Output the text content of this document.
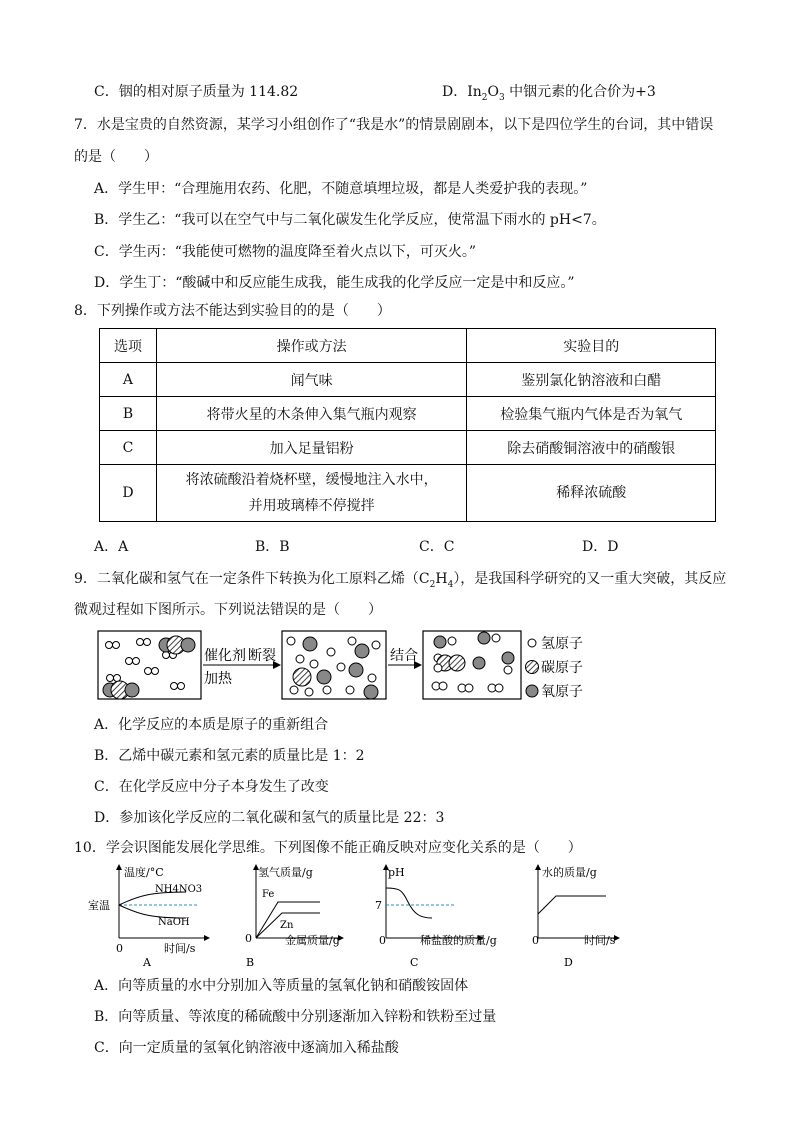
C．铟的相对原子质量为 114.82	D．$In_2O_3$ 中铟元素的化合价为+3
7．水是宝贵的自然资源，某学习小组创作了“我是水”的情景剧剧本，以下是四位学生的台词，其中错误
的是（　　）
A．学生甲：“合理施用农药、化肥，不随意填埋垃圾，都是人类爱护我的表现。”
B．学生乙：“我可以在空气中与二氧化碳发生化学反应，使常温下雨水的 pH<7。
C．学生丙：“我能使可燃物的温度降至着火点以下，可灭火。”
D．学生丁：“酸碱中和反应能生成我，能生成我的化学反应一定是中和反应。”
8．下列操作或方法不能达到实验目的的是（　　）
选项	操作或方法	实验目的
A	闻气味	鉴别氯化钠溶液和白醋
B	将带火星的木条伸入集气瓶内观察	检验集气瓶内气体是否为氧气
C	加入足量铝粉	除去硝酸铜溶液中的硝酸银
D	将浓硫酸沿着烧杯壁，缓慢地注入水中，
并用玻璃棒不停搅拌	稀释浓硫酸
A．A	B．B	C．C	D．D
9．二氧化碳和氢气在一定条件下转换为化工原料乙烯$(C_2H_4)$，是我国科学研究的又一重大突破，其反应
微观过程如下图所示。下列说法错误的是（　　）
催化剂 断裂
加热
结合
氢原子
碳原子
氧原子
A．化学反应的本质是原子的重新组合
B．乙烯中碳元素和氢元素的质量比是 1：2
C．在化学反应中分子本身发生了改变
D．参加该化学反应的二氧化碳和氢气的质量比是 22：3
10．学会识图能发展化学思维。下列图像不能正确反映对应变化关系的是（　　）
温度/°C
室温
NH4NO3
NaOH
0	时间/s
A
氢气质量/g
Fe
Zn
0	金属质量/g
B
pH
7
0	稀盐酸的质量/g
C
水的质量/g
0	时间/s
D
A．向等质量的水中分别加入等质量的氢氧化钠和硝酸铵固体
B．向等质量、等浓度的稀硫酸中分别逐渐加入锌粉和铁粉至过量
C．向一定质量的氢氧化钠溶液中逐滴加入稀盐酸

------------------------------------------------

■ **Task statement**
Excluding the pictures, restate the records above word for word.

■ **Answer for this exercise**
Output the text content of this document.
C．铟的相对原子质量为 114.82	D．$In_2O_3$ 中铟元素的化合价为+3
7．水是宝贵的自然资源，某学习小组创作了“我是水”的情景剧剧本，以下是四位学生的台词，其中错误
的是（　　）
A．学生甲：“合理施用农药、化肥，不随意填埋垃圾，都是人类爱护我的表现。”
B．学生乙：“我可以在空气中与二氧化碳发生化学反应，使常温下雨水的 pH<7。
C．学生丙：“我能使可燃物的温度降至着火点以下，可灭火。”
D．学生丁：“酸碱中和反应能生成我，能生成我的化学反应一定是中和反应。”
8．下列操作或方法不能达到实验目的的是（　　）
选项	操作或方法	实验目的
A	闻气味	鉴别氯化钠溶液和白醋
B	将带火星的木条伸入集气瓶内观察	检验集气瓶内气体是否为氧气
C	加入足量铝粉	除去硝酸铜溶液中的硝酸银
D	将浓硫酸沿着烧杯壁，缓慢地注入水中，
并用玻璃棒不停搅拌	稀释浓硫酸
A．A	B．B	C．C	D．D
9．二氧化碳和氢气在一定条件下转换为化工原料乙烯$(C_2H_4)$，是我国科学研究的又一重大突破，其反应
微观过程如下图所示。下列说法错误的是（　　）
催化剂 断裂
加热
结合
氢原子
碳原子
氧原子
A．化学反应的本质是原子的重新组合
B．乙烯中碳元素和氢元素的质量比是 1：2
C．在化学反应中分子本身发生了改变
D．参加该化学反应的二氧化碳和氢气的质量比是 22：3
10．学会识图能发展化学思维。下列图像不能正确反映对应变化关系的是（　　）
温度/°C
室温
NH4NO3
NaOH
0	时间/s
A
氢气质量/g
Fe
Zn
0	金属质量/g
B
pH
7
0	稀盐酸的质量/g
C
水的质量/g
0	时间/s
D
A．向等质量的水中分别加入等质量的氢氧化钠和硝酸铵固体
B．向等质量、等浓度的稀硫酸中分别逐渐加入锌粉和铁粉至过量
C．向一定质量的氢氧化钠溶液中逐滴加入稀盐酸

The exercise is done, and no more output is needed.